#### Text extract ####

Minister Matsepe-Casaburri courtesy kjd
Here in South Africa, Justice Norman Davis has denied Minister Ivy Matsepe-Casaburi’s request to appeal the Altech ruling. This once again opens the doors to competition in the telecoms sector in South Africa. The Minister can still appeal to the Supreme Court but let us hope that she takes good advice on whether to do so. The current situation has already gone from the sublime to the ridiculous. However, I put nothing past the Department of Communications. Telecoms in South Africa is the land of “never say never”.
The Minister could still attempt to have the Electronic Communications Act amended to suit her design but that seems less likely now for a couple of reasons. On the one hand, ICASA is now likely to continue converting VANS licenses to either individual Electronic Communications Network Service (ECNS) licenses (essentially a license to be a telco) or Electronic Communication Service (ECS) licenses. This is likely to mitigate against any attempt to move the state of play backwards. On the other hand, elections are looming in South Africa for the middle of 2009 and the appetite for passing legislation that is likely to be unpopular will hopefully be quite small.

#### Supplied information ####

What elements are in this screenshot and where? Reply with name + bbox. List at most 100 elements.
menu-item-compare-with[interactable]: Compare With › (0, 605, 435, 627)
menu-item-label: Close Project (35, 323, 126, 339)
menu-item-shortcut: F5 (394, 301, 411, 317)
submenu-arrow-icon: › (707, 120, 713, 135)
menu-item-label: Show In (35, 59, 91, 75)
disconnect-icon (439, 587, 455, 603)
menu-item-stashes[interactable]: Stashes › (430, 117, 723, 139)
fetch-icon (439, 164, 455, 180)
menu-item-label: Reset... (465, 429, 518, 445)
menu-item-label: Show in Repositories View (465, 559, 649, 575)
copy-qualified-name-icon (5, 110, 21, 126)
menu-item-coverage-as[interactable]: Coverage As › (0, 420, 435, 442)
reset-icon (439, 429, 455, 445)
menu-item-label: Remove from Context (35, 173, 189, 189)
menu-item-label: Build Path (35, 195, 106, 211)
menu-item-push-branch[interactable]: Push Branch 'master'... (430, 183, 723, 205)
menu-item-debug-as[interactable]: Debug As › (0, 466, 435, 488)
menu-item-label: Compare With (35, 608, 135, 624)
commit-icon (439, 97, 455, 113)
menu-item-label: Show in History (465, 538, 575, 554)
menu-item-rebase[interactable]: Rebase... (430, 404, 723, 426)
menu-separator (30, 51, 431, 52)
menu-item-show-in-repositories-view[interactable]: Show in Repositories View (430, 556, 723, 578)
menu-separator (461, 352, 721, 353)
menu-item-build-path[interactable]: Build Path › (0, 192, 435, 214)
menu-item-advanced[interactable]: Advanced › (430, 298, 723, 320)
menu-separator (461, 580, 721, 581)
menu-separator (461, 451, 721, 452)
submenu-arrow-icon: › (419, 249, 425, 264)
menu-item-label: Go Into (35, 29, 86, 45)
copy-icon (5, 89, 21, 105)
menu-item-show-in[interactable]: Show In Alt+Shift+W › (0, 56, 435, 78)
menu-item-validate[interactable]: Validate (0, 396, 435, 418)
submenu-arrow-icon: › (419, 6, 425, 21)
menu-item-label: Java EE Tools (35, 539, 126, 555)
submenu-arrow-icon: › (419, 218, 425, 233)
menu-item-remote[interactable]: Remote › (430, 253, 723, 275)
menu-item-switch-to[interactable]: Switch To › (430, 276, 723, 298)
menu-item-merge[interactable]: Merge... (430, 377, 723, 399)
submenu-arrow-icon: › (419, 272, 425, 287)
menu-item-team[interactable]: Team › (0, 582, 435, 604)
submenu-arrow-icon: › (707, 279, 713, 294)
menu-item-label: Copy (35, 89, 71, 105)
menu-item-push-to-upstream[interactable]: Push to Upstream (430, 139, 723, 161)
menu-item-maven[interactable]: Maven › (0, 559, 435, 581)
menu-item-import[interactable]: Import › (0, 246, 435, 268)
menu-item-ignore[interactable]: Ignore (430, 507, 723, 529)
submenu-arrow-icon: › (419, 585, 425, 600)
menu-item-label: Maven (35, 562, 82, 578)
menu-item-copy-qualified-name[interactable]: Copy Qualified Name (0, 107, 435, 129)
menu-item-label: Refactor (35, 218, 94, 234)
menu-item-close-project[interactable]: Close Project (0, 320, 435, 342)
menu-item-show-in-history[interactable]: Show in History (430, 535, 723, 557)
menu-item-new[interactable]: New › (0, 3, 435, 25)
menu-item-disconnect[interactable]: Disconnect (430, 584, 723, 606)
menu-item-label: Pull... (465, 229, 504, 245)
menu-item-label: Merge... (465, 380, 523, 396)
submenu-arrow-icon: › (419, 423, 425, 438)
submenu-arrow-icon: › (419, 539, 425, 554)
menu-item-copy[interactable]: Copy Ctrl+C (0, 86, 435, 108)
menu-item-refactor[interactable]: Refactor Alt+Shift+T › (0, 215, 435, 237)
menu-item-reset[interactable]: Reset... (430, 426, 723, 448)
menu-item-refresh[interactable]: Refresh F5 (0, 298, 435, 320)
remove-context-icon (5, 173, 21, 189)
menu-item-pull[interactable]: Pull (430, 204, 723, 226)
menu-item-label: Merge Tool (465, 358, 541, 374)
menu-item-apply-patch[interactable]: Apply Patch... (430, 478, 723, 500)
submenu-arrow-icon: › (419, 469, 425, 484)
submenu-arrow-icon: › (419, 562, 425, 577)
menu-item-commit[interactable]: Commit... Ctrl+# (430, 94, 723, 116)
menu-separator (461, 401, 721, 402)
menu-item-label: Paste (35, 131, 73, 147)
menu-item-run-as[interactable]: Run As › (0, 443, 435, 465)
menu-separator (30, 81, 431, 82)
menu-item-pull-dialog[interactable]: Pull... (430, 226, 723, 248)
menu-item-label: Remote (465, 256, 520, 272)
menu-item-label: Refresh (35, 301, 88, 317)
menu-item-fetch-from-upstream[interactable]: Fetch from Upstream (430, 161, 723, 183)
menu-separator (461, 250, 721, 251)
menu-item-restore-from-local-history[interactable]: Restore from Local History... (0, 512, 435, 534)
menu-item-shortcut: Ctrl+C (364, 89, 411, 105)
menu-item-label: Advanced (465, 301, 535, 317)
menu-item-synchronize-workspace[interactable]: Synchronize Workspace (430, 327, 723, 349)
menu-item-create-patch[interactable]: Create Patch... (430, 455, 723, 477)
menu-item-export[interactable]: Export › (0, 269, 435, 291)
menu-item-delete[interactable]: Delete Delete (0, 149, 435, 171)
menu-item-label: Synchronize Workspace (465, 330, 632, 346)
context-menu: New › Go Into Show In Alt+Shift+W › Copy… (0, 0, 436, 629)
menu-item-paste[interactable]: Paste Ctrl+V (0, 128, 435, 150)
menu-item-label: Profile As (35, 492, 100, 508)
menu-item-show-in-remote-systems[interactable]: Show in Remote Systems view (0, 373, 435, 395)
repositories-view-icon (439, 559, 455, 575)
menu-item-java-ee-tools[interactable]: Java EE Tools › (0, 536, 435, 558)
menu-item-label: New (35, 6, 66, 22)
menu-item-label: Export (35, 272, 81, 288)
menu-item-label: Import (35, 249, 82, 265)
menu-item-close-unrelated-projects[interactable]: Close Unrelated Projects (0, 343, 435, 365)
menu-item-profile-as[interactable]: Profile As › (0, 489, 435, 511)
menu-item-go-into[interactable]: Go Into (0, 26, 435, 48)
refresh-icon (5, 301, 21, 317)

####

▶ **Directives**
#1 Set down the part of the text on the Altech ruling word for word, starting at "The Minister could" and ending at "be quite small.".
#2 Resume the text on the Altech ruling from the point where it stops.
The material can be left aside here.

▶ **Answers per task**
#1
The Minister could still attempt to have the Electronic Communications Act amended to suit her design but that seems less likely now for a couple of reasons. On the one hand, ICASA is now likely to continue converting VANS licenses to either individual Electronic Communications Network Service (ECNS) licenses (essentially a license to be a telco) or Electronic Communication Service (ECS) licenses. This is likely to mitigate against any attempt to move the state of play backwards. On the other hand, elections are looming in South Africa for the middle of 2009 and the appetite for passing legislation that is likely to be unpopular will hopefully be quite small.

#2
So, with this issue out of the way, what remains? Well, frankly a lot. Market definitions, interconnection fees, essential facilitites, local loop unbundling, the list goes on. By far the most interesting one for me though is the issue of spectrum. The market is not going to really open up to competition unless we take some very proactive steps to open spectrum in South Africa. That for me is the next and most immediate challenge for industry, government, and civil society.
As I am getting my head around spectrum issues, I have found Michael Marcus’s blog, Spectrum Talk, tremendously useful. On the weekend he posted a link to a consultation that Ofcom (the UK communications regulator) have launched consultation on the possibility of of making license-exempt the bandwidth between 275GHz and 3000GH.

Excerpted from Ofcom doc - click on image to download full PDF
The rationale for declaring this range of bandwidth a “commons” is that the propagation characteristics of this range of bandwidth are such that any device would have fairly limited line-of-sight range. This range of bandwidth is prone to atmospheric loss and does not travel well through solid objects. Thus, the chances of interference among devices is minimised. Also, the large range of bandwidth that Ofcom are proposing to open up would also reduce the chances of interference.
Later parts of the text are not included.